**Task instructions**
Will you write out all the entries below exactly?

Data records:
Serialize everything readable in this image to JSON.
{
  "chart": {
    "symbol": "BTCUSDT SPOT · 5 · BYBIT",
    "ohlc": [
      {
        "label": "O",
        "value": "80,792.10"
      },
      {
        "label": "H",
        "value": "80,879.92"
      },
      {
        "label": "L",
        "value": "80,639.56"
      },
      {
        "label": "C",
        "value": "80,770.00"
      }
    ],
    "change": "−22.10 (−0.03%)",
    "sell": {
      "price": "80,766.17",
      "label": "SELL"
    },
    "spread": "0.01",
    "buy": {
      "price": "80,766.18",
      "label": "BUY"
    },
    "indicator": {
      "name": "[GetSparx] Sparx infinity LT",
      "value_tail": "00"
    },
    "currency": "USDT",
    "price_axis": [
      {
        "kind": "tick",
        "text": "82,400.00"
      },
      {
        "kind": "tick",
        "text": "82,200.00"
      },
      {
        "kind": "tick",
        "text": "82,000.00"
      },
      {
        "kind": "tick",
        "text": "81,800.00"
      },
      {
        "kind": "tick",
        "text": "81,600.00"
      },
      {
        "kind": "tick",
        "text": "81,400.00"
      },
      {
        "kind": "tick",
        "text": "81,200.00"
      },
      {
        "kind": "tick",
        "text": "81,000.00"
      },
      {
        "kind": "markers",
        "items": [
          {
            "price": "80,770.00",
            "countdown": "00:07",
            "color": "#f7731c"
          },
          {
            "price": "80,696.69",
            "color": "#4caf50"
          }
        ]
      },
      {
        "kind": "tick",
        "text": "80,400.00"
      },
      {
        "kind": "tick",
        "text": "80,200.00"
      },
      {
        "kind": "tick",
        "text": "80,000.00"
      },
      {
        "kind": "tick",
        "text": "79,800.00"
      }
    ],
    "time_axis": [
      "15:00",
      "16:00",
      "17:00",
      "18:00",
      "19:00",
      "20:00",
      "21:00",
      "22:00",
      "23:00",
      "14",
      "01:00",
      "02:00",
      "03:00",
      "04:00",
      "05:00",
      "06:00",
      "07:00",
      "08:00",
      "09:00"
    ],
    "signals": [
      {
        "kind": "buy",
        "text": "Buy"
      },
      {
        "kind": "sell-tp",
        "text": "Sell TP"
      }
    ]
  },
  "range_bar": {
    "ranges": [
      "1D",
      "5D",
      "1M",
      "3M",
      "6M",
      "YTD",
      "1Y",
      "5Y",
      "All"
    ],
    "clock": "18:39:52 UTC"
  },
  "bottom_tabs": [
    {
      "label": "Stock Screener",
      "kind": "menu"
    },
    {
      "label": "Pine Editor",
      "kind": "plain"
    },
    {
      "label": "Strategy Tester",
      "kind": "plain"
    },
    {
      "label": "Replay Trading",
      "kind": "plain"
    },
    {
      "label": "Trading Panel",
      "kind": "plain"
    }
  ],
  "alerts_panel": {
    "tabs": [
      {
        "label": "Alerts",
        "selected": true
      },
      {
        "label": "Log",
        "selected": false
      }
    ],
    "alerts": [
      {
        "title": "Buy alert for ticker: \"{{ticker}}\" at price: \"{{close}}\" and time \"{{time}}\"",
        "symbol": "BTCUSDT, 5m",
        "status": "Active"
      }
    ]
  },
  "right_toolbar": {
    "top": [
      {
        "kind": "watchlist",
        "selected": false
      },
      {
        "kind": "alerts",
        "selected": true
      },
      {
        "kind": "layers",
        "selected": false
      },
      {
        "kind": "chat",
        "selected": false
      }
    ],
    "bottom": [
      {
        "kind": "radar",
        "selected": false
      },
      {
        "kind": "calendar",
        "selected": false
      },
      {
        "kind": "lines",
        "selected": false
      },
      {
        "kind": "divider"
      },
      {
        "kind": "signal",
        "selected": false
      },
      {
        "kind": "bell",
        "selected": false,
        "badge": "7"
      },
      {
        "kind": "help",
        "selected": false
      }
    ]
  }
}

**Expected output**
Serialize everything readable in this image to JSON.
{
  "chart": {
    "symbol": "BTCUSDT SPOT · 5 · BYBIT",
    "ohlc": [
      {
        "label": "O",
        "value": "80,792.10"
      },
      {
        "label": "H",
        "value": "80,879.92"
      },
      {
        "label": "L",
        "value": "80,639.56"
      },
      {
        "label": "C",
        "value": "80,770.00"
      }
    ],
    "change": "−22.10 (−0.03%)",
    "sell": {
      "price": "80,766.17",
      "label": "SELL"
    },
    "spread": "0.01",
    "buy": {
      "price": "80,766.18",
      "label": "BUY"
    },
    "indicator": {
      "name": "[GetSparx] Sparx infinity LT",
      "value_tail": "00"
    },
    "currency": "USDT",
    "price_axis": [
      {
        "kind": "tick",
        "text": "82,400.00"
      },
      {
        "kind": "tick",
        "text": "82,200.00"
      },
      {
        "kind": "tick",
        "text": "82,000.00"
      },
      {
        "kind": "tick",
        "text": "81,800.00"
      },
      {
        "kind": "tick",
        "text": "81,600.00"
      },
      {
        "kind": "tick",
        "text": "81,400.00"
      },
      {
        "kind": "tick",
        "text": "81,200.00"
      },
      {
        "kind": "tick",
        "text": "81,000.00"
      },
      {
        "kind": "markers",
        "items": [
          {
            "price": "80,770.00",
            "countdown": "00:07",
            "color": "#f7731c"
          },
          {
            "price": "80,696.69",
            "color": "#4caf50"
          }
        ]
      },
      {
        "kind": "tick",
        "text": "80,400.00"
      },
      {
        "kind": "tick",
        "text": "80,200.00"
      },
      {
        "kind": "tick",
        "text": "80,000.00"
      },
      {
        "kind": "tick",
        "text": "79,800.00"
      }
    ],
    "time_axis": [
      "15:00",
      "16:00",
      "17:00",
      "18:00",
      "19:00",
      "20:00",
      "21:00",
      "22:00",
      "23:00",
      "14",
      "01:00",
      "02:00",
      "03:00",
      "04:00",
      "05:00",
      "06:00",
      "07:00",
      "08:00",
      "09:00"
    ],
    "signals": [
      {
        "kind": "buy",
        "text": "Buy"
      },
      {
        "kind": "sell-tp",
        "text": "Sell TP"
      }
    ]
  },
  "range_bar": {
    "ranges": [
      "1D",
      "5D",
      "1M",
      "3M",
      "6M",
      "YTD",
      "1Y",
      "5Y",
      "All"
    ],
    "clock": "18:39:52 UTC"
  },
  "bottom_tabs": [
    {
      "label": "Stock Screener",
      "kind": "menu"
    },
    {
      "label": "Pine Editor",
      "kind": "plain"
    },
    {
      "label": "Strategy Tester",
      "kind": "plain"
    },
    {
      "label": "Replay Trading",
      "kind": "plain"
    },
    {
      "label": "Trading Panel",
      "kind": "plain"
    }
  ],
  "alerts_panel": {
    "tabs": [
      {
        "label": "Alerts",
        "selected": true
      },
      {
        "label": "Log",
        "selected": false
      }
    ],
    "alerts": [
      {
        "title": "Buy alert for ticker: \"{{ticker}}\" at price: \"{{close}}\" and time \"{{time}}\"",
        "symbol": "BTCUSDT, 5m",
        "status": "Active"
      }
    ]
  },
  "right_toolbar": {
    "top": [
      {
        "kind": "watchlist",
        "selected": false
      },
      {
        "kind": "alerts",
        "selected": true
      },
      {
        "kind": "layers",
        "selected": false
      },
      {
        "kind": "chat",
        "selected": false
      }
    ],
    "bottom": [
      {
        "kind": "radar",
        "selected": false
      },
      {
        "kind": "calendar",
        "selected": false
      },
      {
        "kind": "lines",
        "selected": false
      },
      {
        "kind": "divider"
      },
      {
        "kind": "signal",
        "selected": false
      },
      {
        "kind": "bell",
        "selected": false,
        "badge": "7"
      },
      {
        "kind": "help",
        "selected": false
      }
    ]
  }
}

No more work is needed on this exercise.